TASK GOAL: Pick every line with "value" from the material below.

AVAILABLE DATA:

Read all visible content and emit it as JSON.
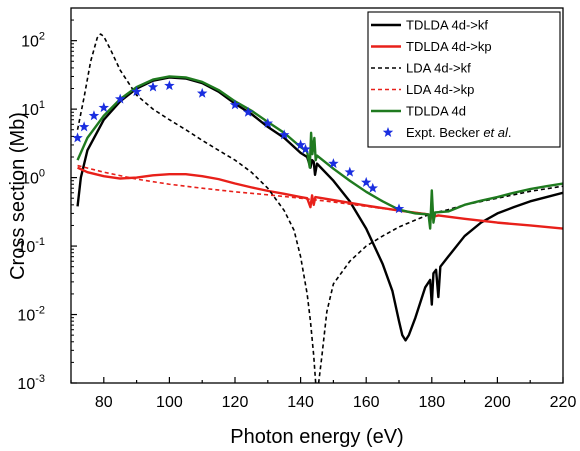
{
  "chart_data": {
    "type": "line",
    "xlabel": "Photon energy (eV)",
    "ylabel": "Cross section (Mb)",
    "xlim": [
      70,
      220
    ],
    "ylim": [
      0.001,
      300
    ],
    "yscale": "log",
    "x_ticks": [
      80,
      100,
      120,
      140,
      160,
      180,
      200,
      220
    ],
    "y_ticks": [
      {
        "value": 0.001,
        "base": "10",
        "exp": "-3"
      },
      {
        "value": 0.01,
        "base": "10",
        "exp": "-2"
      },
      {
        "value": 0.1,
        "base": "10",
        "exp": "-1"
      },
      {
        "value": 1,
        "base": "10",
        "exp": "0"
      },
      {
        "value": 10,
        "base": "10",
        "exp": "1"
      },
      {
        "value": 100,
        "base": "10",
        "exp": "2"
      }
    ],
    "legend": {
      "placement": "top-right"
    },
    "grid": false,
    "series": [
      {
        "name": "TDLDA 4d->kf",
        "color": "#000000",
        "dash": "solid",
        "width": 2.4,
        "points": [
          [
            72,
            0.38
          ],
          [
            73,
            1.0
          ],
          [
            75,
            2.5
          ],
          [
            80,
            7
          ],
          [
            85,
            13
          ],
          [
            90,
            20
          ],
          [
            95,
            26
          ],
          [
            100,
            29
          ],
          [
            105,
            28
          ],
          [
            110,
            24
          ],
          [
            115,
            18
          ],
          [
            120,
            12
          ],
          [
            125,
            8.5
          ],
          [
            130,
            5.5
          ],
          [
            135,
            3.8
          ],
          [
            140,
            2.3
          ],
          [
            142,
            2.0
          ],
          [
            143,
            1.4
          ],
          [
            143.5,
            1.8
          ],
          [
            144,
            1.7
          ],
          [
            144.4,
            1.1
          ],
          [
            145,
            1.6
          ],
          [
            150,
            0.9
          ],
          [
            155,
            0.45
          ],
          [
            160,
            0.18
          ],
          [
            165,
            0.055
          ],
          [
            168,
            0.022
          ],
          [
            170,
            0.008
          ],
          [
            171,
            0.005
          ],
          [
            172,
            0.0042
          ],
          [
            173,
            0.005
          ],
          [
            175,
            0.009
          ],
          [
            178,
            0.025
          ],
          [
            179.5,
            0.032
          ],
          [
            180,
            0.014
          ],
          [
            180.5,
            0.04
          ],
          [
            181.3,
            0.045
          ],
          [
            182,
            0.018
          ],
          [
            182.6,
            0.05
          ],
          [
            185,
            0.07
          ],
          [
            190,
            0.14
          ],
          [
            195,
            0.22
          ],
          [
            200,
            0.3
          ],
          [
            205,
            0.37
          ],
          [
            210,
            0.45
          ],
          [
            215,
            0.52
          ],
          [
            220,
            0.6
          ]
        ]
      },
      {
        "name": "TDLDA 4d->kp",
        "color": "#e8201a",
        "dash": "solid",
        "width": 2.4,
        "points": [
          [
            72,
            1.4
          ],
          [
            75,
            1.2
          ],
          [
            80,
            1.05
          ],
          [
            85,
            0.97
          ],
          [
            90,
            1.0
          ],
          [
            95,
            1.08
          ],
          [
            100,
            1.12
          ],
          [
            105,
            1.12
          ],
          [
            110,
            1.05
          ],
          [
            115,
            0.95
          ],
          [
            120,
            0.82
          ],
          [
            125,
            0.72
          ],
          [
            130,
            0.64
          ],
          [
            135,
            0.58
          ],
          [
            140,
            0.52
          ],
          [
            142,
            0.5
          ],
          [
            143,
            0.37
          ],
          [
            143.5,
            0.55
          ],
          [
            144,
            0.4
          ],
          [
            144.5,
            0.52
          ],
          [
            150,
            0.47
          ],
          [
            160,
            0.39
          ],
          [
            170,
            0.33
          ],
          [
            179,
            0.29
          ],
          [
            179.6,
            0.24
          ],
          [
            180,
            0.33
          ],
          [
            180.5,
            0.27
          ],
          [
            182,
            0.28
          ],
          [
            190,
            0.25
          ],
          [
            200,
            0.22
          ],
          [
            210,
            0.2
          ],
          [
            220,
            0.18
          ]
        ]
      },
      {
        "name": "LDA 4d->kf",
        "color": "#000000",
        "dash": "4,3",
        "width": 1.6,
        "points": [
          [
            72,
            5
          ],
          [
            74,
            15
          ],
          [
            76,
            50
          ],
          [
            78,
            110
          ],
          [
            79,
            125
          ],
          [
            80,
            115
          ],
          [
            82,
            75
          ],
          [
            85,
            37
          ],
          [
            90,
            16
          ],
          [
            95,
            10
          ],
          [
            100,
            7
          ],
          [
            105,
            5
          ],
          [
            110,
            3.5
          ],
          [
            115,
            2.5
          ],
          [
            120,
            1.8
          ],
          [
            125,
            1.2
          ],
          [
            130,
            0.7
          ],
          [
            135,
            0.33
          ],
          [
            138,
            0.17
          ],
          [
            140,
            0.07
          ],
          [
            142,
            0.02
          ],
          [
            143,
            0.008
          ],
          [
            144,
            0.0025
          ],
          [
            144.6,
            0.001
          ],
          [
            145.5,
            0.001
          ],
          [
            146.5,
            0.0025
          ],
          [
            148,
            0.011
          ],
          [
            150,
            0.028
          ],
          [
            155,
            0.06
          ],
          [
            160,
            0.1
          ],
          [
            165,
            0.14
          ],
          [
            170,
            0.19
          ],
          [
            175,
            0.24
          ],
          [
            180,
            0.3
          ],
          [
            185,
            0.34
          ],
          [
            190,
            0.4
          ],
          [
            200,
            0.5
          ],
          [
            210,
            0.63
          ],
          [
            220,
            0.75
          ]
        ]
      },
      {
        "name": "LDA 4d->kp",
        "color": "#e8201a",
        "dash": "4,3",
        "width": 1.6,
        "points": [
          [
            72,
            1.5
          ],
          [
            80,
            1.2
          ],
          [
            90,
            0.95
          ],
          [
            100,
            0.8
          ],
          [
            110,
            0.7
          ],
          [
            120,
            0.62
          ],
          [
            130,
            0.56
          ],
          [
            140,
            0.5
          ],
          [
            150,
            0.44
          ],
          [
            160,
            0.38
          ],
          [
            170,
            0.33
          ],
          [
            180,
            0.29
          ],
          [
            190,
            0.25
          ],
          [
            200,
            0.22
          ],
          [
            210,
            0.2
          ],
          [
            220,
            0.18
          ]
        ]
      },
      {
        "name": "TDLDA 4d",
        "color": "#1f7a1f",
        "dash": "solid",
        "width": 2.4,
        "points": [
          [
            72,
            1.8
          ],
          [
            75,
            3.8
          ],
          [
            80,
            8
          ],
          [
            85,
            14
          ],
          [
            90,
            21
          ],
          [
            95,
            27
          ],
          [
            100,
            30
          ],
          [
            105,
            29
          ],
          [
            110,
            25
          ],
          [
            115,
            19
          ],
          [
            120,
            13
          ],
          [
            125,
            9.5
          ],
          [
            130,
            6.5
          ],
          [
            135,
            4.5
          ],
          [
            140,
            2.8
          ],
          [
            142,
            2.4
          ],
          [
            142.8,
            1.4
          ],
          [
            143.2,
            4.5
          ],
          [
            143.6,
            2.2
          ],
          [
            144.2,
            3.8
          ],
          [
            144.6,
            1.8
          ],
          [
            145,
            2.1
          ],
          [
            150,
            1.35
          ],
          [
            155,
            0.9
          ],
          [
            160,
            0.62
          ],
          [
            165,
            0.45
          ],
          [
            170,
            0.34
          ],
          [
            175,
            0.3
          ],
          [
            179,
            0.29
          ],
          [
            179.5,
            0.18
          ],
          [
            180,
            0.65
          ],
          [
            180.5,
            0.22
          ],
          [
            181,
            0.31
          ],
          [
            185,
            0.32
          ],
          [
            190,
            0.4
          ],
          [
            195,
            0.46
          ],
          [
            200,
            0.52
          ],
          [
            205,
            0.6
          ],
          [
            210,
            0.68
          ],
          [
            215,
            0.75
          ],
          [
            220,
            0.82
          ]
        ]
      },
      {
        "name": "Expt. Becker et al.",
        "color": "#1a2ee0",
        "marker": "star",
        "points": [
          [
            72,
            3.8
          ],
          [
            74,
            5.5
          ],
          [
            77,
            8
          ],
          [
            80,
            10.5
          ],
          [
            85,
            14
          ],
          [
            90,
            18
          ],
          [
            95,
            21
          ],
          [
            100,
            22
          ],
          [
            110,
            17
          ],
          [
            120,
            11.5
          ],
          [
            124,
            9
          ],
          [
            130,
            6.2
          ],
          [
            135,
            4.2
          ],
          [
            140,
            3.0
          ],
          [
            141.5,
            2.6
          ],
          [
            150,
            1.6
          ],
          [
            155,
            1.2
          ],
          [
            160,
            0.85
          ],
          [
            162,
            0.7
          ],
          [
            170,
            0.35
          ]
        ]
      }
    ]
  },
  "legend_items": [
    {
      "text": "TDLDA 4d->kf"
    },
    {
      "text": "TDLDA 4d->kp"
    },
    {
      "text": "LDA 4d->kf"
    },
    {
      "text": "LDA 4d->kp"
    },
    {
      "text": "TDLDA 4d"
    },
    {
      "text_parts": [
        "Expt. Becker ",
        "et al",
        "."
      ]
    }
  ]
}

EXPECTED ANSWER:
        "value": 0.001,
        "value": 0.01,
        "value": 0.1,
        "value": 1,
        "value": 10,
        "value": 100,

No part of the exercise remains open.